▸ TO BE DONE:
For the data below, report the number of lines that contain the string "Occupancy" and nothing else.
>> Begin
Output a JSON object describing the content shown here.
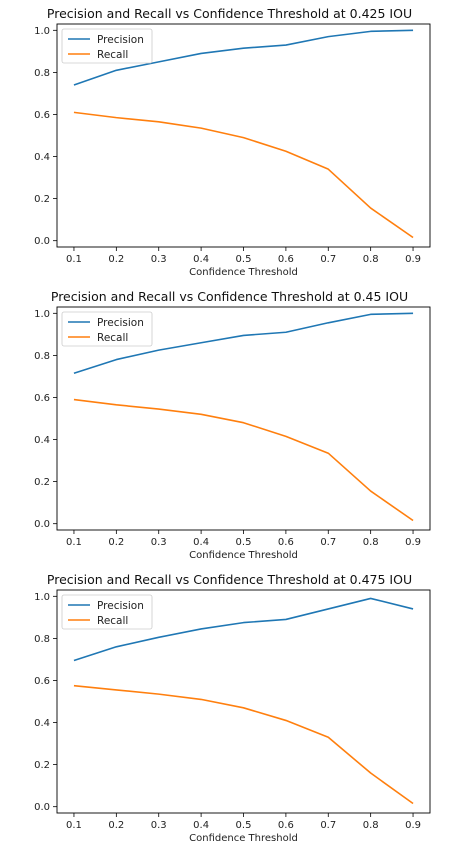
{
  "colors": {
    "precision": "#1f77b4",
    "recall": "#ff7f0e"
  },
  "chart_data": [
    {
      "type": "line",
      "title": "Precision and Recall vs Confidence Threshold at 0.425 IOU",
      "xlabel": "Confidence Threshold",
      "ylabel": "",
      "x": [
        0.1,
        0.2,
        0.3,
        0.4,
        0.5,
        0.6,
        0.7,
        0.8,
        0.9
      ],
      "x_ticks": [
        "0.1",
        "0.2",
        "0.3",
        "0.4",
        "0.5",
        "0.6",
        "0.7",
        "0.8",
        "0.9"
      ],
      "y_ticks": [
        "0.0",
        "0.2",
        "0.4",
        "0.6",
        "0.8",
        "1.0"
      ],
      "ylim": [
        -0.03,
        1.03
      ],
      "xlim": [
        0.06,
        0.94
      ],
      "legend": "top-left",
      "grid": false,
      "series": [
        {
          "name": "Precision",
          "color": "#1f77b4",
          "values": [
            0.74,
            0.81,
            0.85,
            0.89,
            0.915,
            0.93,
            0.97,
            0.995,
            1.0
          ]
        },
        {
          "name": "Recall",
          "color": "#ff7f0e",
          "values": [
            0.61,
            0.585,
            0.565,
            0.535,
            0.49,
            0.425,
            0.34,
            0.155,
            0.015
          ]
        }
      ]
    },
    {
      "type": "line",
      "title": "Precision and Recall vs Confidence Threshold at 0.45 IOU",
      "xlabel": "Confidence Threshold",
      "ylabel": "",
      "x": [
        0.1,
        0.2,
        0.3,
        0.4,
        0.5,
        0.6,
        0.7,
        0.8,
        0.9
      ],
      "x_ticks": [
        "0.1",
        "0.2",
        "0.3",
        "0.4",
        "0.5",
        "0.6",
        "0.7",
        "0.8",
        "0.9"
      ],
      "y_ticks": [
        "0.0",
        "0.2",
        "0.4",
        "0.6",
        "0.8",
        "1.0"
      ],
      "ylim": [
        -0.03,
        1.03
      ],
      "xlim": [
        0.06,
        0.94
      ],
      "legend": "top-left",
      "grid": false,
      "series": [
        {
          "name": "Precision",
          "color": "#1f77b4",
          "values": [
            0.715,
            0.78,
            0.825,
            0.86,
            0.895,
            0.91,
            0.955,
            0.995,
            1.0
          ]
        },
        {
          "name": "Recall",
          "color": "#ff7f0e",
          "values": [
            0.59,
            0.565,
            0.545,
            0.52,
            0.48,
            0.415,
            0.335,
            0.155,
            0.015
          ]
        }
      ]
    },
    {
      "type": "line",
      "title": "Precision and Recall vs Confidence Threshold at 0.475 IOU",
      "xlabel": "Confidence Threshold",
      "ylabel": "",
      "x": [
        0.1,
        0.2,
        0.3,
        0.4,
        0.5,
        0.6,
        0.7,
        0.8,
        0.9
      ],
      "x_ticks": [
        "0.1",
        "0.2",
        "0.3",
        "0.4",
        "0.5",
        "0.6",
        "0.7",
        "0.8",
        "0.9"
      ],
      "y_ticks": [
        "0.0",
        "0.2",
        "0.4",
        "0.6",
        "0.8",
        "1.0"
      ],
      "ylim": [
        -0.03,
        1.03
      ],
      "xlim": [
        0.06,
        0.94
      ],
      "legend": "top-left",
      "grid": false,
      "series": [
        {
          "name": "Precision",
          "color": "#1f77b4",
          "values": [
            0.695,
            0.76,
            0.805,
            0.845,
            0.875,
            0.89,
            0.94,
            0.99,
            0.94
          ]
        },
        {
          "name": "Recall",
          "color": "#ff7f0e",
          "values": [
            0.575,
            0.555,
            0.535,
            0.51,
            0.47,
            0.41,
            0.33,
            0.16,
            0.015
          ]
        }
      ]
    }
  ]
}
>> End
>> Begin
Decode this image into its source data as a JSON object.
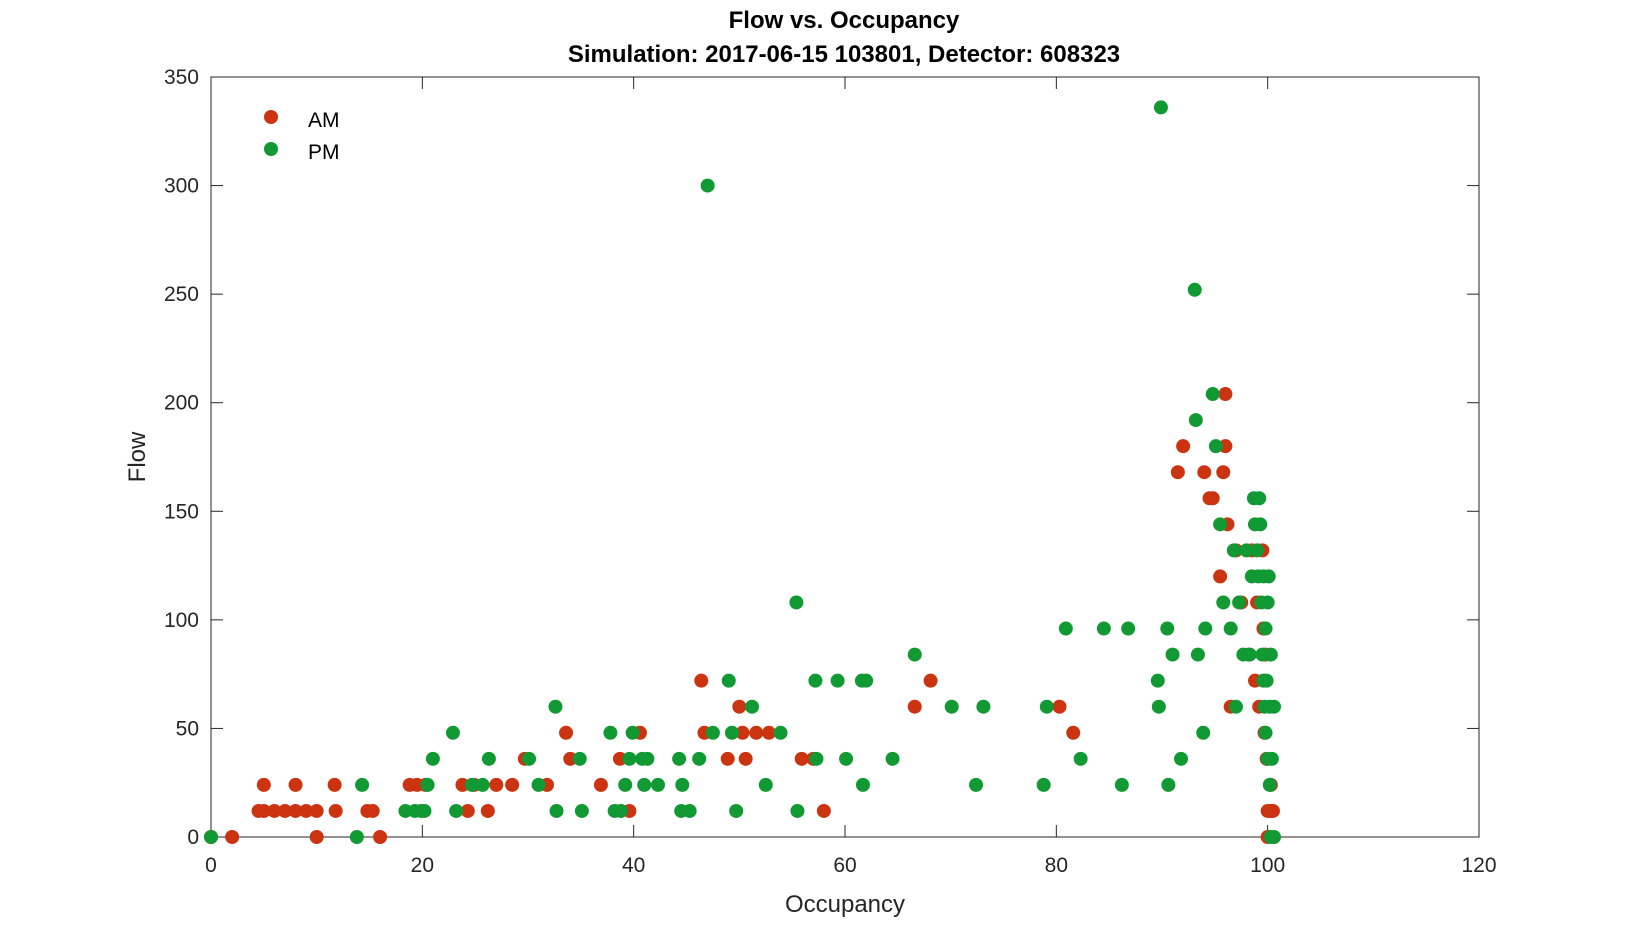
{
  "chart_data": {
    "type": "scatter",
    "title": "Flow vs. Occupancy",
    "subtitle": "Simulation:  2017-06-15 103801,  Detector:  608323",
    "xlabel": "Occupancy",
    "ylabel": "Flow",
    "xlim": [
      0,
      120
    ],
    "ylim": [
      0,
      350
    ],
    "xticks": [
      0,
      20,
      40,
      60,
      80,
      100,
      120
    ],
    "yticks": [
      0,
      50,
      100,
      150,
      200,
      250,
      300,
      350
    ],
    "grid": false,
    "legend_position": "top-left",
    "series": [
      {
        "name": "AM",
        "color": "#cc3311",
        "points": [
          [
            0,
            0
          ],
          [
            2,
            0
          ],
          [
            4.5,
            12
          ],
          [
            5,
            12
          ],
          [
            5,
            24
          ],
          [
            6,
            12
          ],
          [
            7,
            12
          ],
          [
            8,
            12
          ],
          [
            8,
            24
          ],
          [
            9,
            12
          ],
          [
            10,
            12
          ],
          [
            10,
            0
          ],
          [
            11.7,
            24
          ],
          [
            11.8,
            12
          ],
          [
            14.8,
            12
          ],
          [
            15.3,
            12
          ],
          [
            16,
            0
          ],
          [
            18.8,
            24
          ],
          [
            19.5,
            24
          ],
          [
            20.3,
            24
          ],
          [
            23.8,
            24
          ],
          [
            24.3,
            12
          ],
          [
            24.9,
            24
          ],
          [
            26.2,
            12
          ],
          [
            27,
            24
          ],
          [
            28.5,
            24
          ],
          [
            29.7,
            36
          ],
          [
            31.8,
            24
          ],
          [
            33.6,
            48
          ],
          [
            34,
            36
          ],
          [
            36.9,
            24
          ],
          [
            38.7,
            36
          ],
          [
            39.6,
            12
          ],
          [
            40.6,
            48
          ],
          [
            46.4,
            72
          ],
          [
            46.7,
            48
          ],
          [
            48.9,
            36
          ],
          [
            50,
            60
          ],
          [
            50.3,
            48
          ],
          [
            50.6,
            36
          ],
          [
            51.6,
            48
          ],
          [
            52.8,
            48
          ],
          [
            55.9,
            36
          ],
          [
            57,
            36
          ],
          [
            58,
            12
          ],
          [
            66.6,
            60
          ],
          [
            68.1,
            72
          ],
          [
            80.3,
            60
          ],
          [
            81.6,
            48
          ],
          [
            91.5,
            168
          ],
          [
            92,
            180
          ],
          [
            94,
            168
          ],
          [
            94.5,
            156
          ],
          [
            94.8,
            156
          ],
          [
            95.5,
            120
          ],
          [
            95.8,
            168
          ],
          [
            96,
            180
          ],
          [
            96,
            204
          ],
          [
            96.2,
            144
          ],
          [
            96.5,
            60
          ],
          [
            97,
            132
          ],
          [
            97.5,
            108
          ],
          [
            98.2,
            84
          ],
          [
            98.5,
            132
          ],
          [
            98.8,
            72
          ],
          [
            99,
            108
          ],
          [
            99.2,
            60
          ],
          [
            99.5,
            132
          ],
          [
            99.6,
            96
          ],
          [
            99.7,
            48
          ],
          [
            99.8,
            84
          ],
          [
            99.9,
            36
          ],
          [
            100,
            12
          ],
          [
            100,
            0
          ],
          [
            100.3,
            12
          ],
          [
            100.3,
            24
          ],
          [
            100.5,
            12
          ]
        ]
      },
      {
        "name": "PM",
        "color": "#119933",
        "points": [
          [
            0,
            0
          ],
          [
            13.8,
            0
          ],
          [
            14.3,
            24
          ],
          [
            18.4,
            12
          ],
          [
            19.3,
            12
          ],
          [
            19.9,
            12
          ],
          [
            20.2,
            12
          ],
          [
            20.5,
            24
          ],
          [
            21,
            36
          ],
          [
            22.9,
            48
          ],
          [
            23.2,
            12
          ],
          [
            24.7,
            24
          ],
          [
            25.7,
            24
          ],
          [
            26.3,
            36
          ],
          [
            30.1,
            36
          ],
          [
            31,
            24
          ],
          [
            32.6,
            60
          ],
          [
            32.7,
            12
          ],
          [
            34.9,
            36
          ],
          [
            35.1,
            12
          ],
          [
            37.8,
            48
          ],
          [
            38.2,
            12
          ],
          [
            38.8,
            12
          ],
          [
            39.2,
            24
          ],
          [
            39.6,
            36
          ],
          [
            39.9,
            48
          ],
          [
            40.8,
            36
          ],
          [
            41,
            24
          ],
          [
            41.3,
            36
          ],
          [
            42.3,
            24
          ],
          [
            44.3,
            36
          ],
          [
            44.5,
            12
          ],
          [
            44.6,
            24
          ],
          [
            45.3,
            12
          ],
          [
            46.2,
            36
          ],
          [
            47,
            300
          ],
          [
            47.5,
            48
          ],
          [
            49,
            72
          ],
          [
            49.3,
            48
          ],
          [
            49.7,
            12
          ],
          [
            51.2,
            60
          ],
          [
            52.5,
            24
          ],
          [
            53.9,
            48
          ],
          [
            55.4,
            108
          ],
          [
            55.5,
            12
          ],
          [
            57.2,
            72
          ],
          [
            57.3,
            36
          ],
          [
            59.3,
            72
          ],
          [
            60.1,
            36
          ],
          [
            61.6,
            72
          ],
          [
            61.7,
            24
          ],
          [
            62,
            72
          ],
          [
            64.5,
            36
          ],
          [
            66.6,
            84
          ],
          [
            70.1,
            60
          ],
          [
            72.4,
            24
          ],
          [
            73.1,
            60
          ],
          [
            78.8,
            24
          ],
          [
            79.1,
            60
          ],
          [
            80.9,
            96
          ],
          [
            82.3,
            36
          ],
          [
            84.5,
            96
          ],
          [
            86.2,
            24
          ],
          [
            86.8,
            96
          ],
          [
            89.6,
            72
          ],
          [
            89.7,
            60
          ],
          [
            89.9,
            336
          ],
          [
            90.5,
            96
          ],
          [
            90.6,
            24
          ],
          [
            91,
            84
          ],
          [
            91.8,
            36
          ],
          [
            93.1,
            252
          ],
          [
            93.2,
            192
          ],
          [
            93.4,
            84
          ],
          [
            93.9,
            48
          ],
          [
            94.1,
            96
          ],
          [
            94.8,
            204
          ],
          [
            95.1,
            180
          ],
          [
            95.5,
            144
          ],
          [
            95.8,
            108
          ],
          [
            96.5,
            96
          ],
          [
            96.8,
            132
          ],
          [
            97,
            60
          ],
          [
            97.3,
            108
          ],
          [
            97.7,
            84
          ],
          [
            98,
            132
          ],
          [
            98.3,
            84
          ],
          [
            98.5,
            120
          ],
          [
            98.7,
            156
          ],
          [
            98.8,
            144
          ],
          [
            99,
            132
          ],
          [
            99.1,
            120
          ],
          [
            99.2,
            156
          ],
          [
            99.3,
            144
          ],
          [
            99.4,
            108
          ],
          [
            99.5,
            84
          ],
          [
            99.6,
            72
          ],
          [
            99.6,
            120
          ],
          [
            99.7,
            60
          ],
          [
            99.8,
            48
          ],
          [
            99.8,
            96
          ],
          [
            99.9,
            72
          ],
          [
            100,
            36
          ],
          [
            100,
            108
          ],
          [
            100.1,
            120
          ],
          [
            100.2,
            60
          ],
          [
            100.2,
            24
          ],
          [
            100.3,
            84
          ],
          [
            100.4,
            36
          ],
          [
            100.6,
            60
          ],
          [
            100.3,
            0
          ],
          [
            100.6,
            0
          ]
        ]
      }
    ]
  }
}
>> End
▸ TASK SOLUTION:
2